═══ Given data ═══
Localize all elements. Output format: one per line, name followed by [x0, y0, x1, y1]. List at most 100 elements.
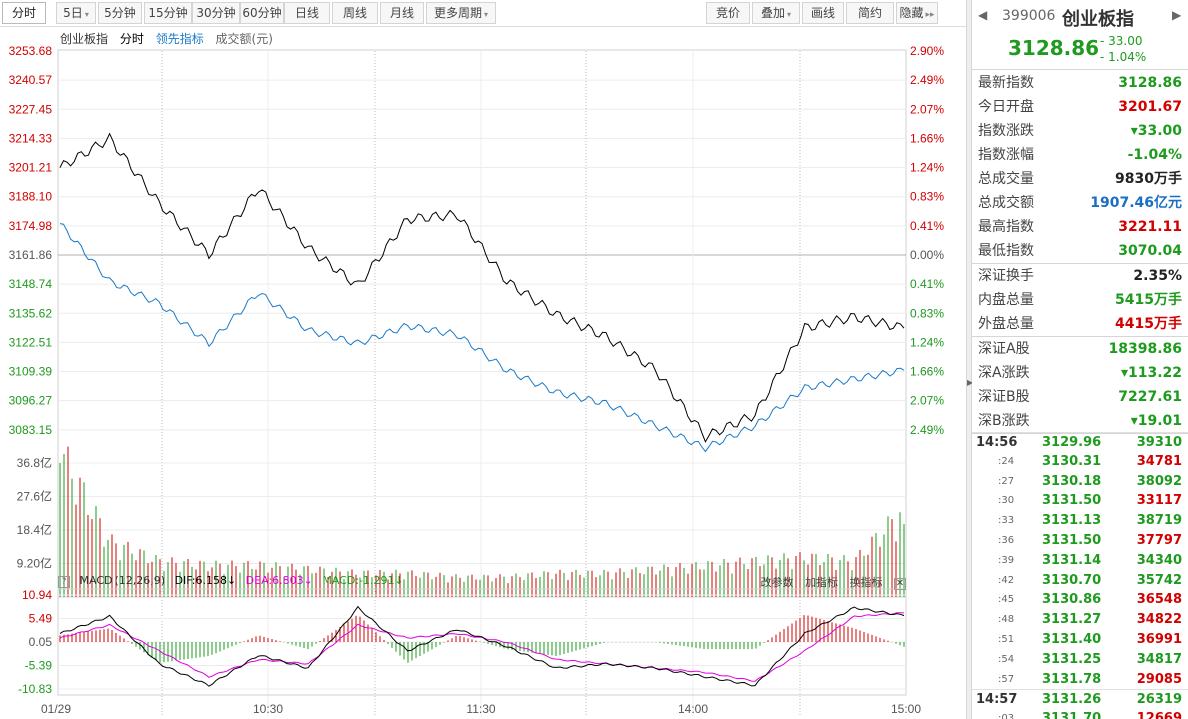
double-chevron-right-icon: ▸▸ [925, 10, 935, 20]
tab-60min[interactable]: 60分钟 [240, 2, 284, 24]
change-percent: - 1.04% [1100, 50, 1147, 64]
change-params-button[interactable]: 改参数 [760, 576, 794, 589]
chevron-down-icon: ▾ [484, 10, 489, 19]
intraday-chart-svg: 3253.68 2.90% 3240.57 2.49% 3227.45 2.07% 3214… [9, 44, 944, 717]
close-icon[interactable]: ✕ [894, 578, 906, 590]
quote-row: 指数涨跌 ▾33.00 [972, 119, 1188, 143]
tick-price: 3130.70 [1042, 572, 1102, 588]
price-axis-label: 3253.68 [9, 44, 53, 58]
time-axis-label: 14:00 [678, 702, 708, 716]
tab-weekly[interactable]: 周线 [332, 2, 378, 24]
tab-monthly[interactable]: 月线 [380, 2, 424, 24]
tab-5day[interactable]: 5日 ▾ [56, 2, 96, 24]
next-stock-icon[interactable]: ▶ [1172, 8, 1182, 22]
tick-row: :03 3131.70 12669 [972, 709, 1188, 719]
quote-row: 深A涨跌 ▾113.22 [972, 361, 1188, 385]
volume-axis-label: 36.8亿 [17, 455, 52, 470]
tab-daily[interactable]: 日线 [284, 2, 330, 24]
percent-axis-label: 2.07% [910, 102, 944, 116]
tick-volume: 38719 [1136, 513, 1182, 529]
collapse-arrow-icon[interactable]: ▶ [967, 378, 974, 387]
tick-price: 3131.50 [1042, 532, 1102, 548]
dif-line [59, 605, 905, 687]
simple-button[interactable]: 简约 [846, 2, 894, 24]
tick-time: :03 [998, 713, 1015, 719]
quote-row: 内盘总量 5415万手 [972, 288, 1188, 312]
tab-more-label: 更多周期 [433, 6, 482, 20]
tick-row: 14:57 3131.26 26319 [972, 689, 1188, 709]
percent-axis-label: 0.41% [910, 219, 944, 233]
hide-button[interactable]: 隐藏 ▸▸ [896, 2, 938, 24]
═══
**Written exercise**
Copy the listing above line for line, without changing any character, and omit the picture.

**Right answer**
Localize all elements. Output format: one per line, name followed by [x0, y0, x1, y1]. List at most 100 elements.
double-chevron-right-icon: ▸▸ [925, 10, 935, 20]
tab-60min[interactable]: 60分钟 [240, 2, 284, 24]
change-percent: - 1.04% [1100, 50, 1147, 64]
change-params-button[interactable]: 改参数 [760, 576, 794, 589]
chevron-down-icon: ▾ [484, 10, 489, 19]
intraday-chart-svg: 3253.68 2.90% 3240.57 2.49% 3227.45 2.07% 3214… [9, 44, 944, 717]
close-icon[interactable]: ✕ [894, 578, 906, 590]
quote-row: 指数涨跌 ▾33.00 [972, 119, 1188, 143]
tick-price: 3130.70 [1042, 572, 1102, 588]
price-axis-label: 3253.68 [9, 44, 53, 58]
time-axis-label: 14:00 [678, 702, 708, 716]
tab-weekly[interactable]: 周线 [332, 2, 378, 24]
tab-monthly[interactable]: 月线 [380, 2, 424, 24]
tab-5day[interactable]: 5日 ▾ [56, 2, 96, 24]
next-stock-icon[interactable]: ▶ [1172, 8, 1182, 22]
tick-row: :03 3131.70 12669 [972, 709, 1188, 719]
quote-row: 深A涨跌 ▾113.22 [972, 361, 1188, 385]
volume-axis-label: 36.8亿 [17, 455, 52, 470]
tab-daily[interactable]: 日线 [284, 2, 330, 24]
percent-axis-label: 2.07% [910, 102, 944, 116]
tick-volume: 38719 [1136, 513, 1182, 529]
collapse-arrow-icon[interactable]: ▶ [967, 378, 974, 387]
tick-price: 3131.50 [1042, 532, 1102, 548]
dif-line [59, 605, 905, 687]
simple-button[interactable]: 简约 [846, 2, 894, 24]
tick-time: :03 [998, 713, 1015, 719]
quote-row: 内盘总量 5415万手 [972, 288, 1188, 312]
tab-more-label: 更多周期 [433, 6, 482, 20]
tick-row: 14:57 3131.26 26319 [972, 689, 1188, 709]
percent-axis-label: 0.41% [910, 219, 944, 233]
hide-button[interactable]: 隐藏 ▸▸ [896, 2, 938, 24]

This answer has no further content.